>>>
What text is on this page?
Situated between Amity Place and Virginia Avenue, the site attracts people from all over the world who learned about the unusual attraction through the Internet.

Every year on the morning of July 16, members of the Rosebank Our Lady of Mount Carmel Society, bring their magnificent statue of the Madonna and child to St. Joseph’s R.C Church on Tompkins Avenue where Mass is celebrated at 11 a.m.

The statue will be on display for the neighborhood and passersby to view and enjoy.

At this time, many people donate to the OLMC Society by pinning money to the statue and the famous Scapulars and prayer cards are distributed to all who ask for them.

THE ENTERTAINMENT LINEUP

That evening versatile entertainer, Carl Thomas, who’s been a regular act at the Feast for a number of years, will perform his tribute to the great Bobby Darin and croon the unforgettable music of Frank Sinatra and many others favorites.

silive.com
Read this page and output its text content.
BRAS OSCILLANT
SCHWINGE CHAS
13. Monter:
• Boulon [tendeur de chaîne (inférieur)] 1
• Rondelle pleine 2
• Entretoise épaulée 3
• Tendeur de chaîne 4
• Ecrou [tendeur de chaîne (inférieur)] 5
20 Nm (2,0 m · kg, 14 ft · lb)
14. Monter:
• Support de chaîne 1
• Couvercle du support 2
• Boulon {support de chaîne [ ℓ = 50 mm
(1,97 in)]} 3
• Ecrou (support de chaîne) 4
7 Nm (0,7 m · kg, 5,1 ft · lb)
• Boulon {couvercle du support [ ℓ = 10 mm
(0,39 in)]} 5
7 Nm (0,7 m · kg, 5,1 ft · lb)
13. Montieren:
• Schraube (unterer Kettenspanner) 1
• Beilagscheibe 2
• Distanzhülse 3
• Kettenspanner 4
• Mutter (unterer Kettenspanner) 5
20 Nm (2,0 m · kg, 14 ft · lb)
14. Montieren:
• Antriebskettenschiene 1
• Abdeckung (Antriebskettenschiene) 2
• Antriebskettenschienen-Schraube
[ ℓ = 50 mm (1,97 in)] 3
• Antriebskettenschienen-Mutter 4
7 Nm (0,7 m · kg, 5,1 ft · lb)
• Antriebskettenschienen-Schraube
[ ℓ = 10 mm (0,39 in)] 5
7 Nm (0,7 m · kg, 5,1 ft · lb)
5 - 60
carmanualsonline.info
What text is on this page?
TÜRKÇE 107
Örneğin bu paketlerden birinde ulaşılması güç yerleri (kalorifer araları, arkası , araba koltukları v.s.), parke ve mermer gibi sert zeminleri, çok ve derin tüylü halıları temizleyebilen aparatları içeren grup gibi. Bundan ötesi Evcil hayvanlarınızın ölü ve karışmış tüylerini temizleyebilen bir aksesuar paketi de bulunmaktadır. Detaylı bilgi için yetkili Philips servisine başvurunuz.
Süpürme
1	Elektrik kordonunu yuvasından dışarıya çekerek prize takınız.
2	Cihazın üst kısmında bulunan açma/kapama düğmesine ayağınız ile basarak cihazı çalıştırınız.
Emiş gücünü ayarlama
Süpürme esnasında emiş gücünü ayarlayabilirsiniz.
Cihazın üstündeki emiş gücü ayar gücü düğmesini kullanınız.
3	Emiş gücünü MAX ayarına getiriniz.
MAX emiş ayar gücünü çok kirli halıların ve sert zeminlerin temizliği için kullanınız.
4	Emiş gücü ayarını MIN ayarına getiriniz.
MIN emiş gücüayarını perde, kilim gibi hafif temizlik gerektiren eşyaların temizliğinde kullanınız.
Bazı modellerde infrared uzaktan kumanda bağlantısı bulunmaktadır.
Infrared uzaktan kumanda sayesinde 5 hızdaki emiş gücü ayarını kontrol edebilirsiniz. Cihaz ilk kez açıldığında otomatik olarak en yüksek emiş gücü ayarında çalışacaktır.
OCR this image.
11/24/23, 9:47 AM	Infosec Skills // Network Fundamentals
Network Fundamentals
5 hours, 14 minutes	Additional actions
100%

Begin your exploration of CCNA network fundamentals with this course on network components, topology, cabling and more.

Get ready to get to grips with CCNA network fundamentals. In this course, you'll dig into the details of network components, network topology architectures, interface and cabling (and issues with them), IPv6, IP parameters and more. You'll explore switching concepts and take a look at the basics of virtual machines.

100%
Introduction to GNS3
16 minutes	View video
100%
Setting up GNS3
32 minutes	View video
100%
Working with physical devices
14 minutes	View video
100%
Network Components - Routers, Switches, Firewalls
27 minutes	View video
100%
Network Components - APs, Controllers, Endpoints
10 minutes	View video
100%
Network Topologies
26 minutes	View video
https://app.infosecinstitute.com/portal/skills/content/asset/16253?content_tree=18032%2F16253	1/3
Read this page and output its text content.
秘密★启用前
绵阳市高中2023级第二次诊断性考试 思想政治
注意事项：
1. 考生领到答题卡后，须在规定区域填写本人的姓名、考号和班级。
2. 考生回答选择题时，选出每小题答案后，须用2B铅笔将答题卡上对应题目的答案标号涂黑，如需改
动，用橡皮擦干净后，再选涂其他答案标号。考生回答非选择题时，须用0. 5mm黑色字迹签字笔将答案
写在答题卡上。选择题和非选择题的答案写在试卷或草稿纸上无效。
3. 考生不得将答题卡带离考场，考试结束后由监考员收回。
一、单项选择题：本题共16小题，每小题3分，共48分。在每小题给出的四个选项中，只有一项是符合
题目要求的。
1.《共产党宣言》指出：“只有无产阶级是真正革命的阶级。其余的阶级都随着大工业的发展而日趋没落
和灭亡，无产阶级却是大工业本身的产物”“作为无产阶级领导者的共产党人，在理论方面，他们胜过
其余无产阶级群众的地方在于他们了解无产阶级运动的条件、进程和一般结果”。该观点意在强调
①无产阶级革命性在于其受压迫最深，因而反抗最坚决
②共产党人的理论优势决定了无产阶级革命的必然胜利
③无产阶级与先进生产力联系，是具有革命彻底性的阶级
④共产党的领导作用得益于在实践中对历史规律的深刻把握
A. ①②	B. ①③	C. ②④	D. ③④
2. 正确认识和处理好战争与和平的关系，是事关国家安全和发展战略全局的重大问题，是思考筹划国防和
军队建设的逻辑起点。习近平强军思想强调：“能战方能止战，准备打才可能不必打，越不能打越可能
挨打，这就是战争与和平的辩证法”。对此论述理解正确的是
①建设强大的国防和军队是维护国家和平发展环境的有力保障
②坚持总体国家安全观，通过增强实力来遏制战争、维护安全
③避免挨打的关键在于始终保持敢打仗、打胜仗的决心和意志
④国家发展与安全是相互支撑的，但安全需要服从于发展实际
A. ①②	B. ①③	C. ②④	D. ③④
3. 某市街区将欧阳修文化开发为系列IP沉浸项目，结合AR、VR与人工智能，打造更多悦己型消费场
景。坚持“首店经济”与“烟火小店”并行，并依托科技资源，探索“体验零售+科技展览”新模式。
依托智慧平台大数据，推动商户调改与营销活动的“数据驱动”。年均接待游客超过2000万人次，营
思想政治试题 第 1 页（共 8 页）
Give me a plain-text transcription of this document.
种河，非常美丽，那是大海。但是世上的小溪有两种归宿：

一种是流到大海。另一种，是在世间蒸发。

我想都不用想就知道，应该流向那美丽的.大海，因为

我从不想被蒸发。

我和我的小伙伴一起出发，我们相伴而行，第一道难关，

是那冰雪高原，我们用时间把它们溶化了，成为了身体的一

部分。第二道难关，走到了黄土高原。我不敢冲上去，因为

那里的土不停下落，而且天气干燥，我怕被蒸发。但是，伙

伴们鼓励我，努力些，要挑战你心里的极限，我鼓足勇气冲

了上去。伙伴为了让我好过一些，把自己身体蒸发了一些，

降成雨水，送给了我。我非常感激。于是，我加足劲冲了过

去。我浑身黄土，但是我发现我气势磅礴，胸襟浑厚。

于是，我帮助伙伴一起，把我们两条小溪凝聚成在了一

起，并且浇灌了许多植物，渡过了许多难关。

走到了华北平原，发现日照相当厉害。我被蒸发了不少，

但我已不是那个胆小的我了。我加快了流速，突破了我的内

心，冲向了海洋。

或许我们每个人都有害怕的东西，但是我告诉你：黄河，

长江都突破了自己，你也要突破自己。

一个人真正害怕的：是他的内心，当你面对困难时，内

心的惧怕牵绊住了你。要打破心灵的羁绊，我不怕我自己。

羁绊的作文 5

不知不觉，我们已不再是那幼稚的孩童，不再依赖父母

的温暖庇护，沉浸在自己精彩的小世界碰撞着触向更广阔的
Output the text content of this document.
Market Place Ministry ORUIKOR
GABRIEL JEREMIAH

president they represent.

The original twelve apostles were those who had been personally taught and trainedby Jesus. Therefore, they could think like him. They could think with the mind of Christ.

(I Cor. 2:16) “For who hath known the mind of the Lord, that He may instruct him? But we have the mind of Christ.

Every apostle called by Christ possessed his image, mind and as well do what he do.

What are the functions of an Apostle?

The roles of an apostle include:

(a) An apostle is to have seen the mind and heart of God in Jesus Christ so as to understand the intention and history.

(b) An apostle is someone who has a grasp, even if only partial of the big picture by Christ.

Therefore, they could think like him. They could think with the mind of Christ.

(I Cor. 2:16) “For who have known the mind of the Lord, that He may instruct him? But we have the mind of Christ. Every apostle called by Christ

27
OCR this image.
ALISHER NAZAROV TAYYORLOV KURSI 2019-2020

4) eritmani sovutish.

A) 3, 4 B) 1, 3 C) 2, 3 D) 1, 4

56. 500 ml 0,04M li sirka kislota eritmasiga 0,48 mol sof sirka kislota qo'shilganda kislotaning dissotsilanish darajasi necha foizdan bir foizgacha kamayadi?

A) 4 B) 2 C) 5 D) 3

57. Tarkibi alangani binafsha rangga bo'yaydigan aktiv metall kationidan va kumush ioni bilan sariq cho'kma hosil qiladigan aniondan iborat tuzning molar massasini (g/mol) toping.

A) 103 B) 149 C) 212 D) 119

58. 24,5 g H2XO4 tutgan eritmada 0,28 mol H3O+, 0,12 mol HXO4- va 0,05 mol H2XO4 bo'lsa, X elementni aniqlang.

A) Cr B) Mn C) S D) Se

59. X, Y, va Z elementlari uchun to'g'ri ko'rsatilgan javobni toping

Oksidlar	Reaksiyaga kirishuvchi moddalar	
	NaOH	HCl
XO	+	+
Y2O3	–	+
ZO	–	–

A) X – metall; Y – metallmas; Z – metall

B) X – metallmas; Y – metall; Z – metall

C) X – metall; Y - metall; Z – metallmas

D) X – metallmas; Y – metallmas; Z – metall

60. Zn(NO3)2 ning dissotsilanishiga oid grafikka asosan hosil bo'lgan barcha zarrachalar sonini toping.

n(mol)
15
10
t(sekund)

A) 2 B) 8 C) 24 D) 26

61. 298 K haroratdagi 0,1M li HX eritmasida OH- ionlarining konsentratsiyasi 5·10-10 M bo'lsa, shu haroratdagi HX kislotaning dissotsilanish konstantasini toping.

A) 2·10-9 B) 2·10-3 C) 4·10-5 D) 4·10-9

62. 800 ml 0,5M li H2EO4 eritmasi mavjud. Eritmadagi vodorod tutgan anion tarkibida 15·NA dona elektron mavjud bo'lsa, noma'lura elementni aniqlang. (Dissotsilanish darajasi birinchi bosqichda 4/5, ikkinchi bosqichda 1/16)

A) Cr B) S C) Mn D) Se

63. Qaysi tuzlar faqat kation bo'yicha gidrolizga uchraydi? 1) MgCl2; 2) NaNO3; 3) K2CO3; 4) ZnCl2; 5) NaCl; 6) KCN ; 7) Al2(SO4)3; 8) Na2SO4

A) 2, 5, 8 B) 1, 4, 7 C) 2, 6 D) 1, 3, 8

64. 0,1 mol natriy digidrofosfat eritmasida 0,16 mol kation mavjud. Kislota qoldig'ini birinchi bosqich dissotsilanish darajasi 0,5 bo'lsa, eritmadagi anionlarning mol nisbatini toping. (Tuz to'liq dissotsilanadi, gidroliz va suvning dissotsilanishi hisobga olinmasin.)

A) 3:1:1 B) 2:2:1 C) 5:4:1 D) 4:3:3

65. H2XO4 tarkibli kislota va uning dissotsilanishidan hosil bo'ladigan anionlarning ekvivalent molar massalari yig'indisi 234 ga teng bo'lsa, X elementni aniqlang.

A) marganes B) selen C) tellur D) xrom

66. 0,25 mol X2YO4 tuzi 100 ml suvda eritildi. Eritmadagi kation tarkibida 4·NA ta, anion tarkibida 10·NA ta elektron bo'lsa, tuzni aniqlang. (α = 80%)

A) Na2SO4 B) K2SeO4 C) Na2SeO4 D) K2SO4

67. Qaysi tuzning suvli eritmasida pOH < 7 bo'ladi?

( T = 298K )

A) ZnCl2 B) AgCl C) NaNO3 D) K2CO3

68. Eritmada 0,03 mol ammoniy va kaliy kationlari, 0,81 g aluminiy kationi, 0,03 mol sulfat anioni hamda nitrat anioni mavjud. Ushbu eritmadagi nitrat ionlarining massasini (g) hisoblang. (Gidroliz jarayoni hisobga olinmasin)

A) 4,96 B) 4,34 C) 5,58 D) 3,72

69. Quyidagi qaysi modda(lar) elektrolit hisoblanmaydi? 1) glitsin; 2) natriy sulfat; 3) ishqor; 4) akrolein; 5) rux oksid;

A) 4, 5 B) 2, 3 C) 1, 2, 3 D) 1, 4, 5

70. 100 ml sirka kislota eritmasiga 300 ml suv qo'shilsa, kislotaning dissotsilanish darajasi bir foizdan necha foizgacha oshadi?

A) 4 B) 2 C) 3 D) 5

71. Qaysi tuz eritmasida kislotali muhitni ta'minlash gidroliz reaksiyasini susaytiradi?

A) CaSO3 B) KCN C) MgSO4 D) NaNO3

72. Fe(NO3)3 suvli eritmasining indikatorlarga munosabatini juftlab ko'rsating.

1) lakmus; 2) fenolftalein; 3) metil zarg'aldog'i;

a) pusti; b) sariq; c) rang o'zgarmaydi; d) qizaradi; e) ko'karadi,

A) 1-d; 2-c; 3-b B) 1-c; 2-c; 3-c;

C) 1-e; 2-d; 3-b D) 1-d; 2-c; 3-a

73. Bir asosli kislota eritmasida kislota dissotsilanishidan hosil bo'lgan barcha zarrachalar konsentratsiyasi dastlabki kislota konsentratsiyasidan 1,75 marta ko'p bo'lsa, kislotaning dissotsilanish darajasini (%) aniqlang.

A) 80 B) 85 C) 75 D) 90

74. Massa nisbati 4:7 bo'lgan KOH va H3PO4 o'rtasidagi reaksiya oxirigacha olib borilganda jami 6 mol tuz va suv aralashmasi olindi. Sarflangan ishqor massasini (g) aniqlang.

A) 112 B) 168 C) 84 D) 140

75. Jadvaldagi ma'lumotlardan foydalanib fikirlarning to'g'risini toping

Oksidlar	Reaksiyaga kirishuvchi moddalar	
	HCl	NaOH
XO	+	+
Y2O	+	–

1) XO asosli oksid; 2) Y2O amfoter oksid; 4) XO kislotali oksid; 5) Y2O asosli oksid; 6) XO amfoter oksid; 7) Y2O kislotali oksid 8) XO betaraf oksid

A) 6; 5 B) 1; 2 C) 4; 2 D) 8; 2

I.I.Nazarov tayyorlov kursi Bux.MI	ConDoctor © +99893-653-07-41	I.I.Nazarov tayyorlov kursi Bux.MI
<<<
__DIRECTIONS FOR THIS TASK__. Give only a number: how many lines of the data hold the string "elementni"?

__FINISHED EXERCISE__. 3